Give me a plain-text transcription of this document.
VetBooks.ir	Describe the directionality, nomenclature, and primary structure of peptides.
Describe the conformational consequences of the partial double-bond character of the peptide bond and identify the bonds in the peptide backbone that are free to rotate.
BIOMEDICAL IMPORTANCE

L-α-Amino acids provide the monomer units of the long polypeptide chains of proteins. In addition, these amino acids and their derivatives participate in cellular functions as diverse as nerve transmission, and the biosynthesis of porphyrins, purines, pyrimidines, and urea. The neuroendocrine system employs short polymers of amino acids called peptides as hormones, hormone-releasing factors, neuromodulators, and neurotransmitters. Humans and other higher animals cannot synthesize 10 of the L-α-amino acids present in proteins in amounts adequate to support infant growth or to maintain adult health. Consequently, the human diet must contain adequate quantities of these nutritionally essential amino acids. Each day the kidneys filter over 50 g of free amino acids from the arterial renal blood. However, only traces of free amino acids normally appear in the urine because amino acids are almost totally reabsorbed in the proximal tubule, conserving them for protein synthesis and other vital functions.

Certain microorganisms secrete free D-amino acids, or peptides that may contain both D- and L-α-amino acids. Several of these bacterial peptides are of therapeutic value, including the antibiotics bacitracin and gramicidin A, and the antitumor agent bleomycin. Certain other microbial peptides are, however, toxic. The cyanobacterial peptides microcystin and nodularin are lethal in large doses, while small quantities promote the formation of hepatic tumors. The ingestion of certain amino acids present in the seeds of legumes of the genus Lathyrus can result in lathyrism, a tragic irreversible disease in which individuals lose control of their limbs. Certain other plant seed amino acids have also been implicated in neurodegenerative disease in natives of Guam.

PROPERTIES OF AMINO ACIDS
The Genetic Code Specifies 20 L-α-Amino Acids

··········

__AIM OF THE TASK__:
Please state how many lines in the preceding material contain the word "Describe", with no other output.

__RESULT OF THIS EXERCISE__:
2